> Description of the task
How many lines in this material include the string "name"? Answer with the number and nothing further.

------------------------------

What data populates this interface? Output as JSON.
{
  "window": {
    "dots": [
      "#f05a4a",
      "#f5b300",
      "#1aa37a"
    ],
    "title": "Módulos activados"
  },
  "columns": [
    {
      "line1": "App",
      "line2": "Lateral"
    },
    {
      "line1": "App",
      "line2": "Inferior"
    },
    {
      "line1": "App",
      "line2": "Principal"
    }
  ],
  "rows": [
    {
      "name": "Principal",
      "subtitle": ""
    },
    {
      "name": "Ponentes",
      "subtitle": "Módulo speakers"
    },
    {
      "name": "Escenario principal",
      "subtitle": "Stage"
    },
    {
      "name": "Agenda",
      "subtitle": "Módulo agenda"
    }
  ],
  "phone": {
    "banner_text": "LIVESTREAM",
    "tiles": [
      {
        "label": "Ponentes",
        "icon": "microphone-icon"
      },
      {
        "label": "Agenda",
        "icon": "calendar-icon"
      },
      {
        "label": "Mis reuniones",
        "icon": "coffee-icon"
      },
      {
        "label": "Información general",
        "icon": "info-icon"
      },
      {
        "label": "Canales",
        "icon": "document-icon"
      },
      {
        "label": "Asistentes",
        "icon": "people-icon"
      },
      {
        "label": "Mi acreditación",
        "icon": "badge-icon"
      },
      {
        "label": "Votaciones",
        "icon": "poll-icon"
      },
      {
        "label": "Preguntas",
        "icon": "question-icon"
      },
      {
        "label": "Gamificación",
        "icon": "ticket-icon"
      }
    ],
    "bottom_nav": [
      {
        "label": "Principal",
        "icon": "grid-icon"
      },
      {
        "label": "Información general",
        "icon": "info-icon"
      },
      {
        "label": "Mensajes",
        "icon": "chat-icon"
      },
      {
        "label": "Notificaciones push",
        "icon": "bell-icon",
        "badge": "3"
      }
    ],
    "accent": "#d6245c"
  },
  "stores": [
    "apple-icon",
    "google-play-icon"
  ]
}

------------------------------

> Problem solution
4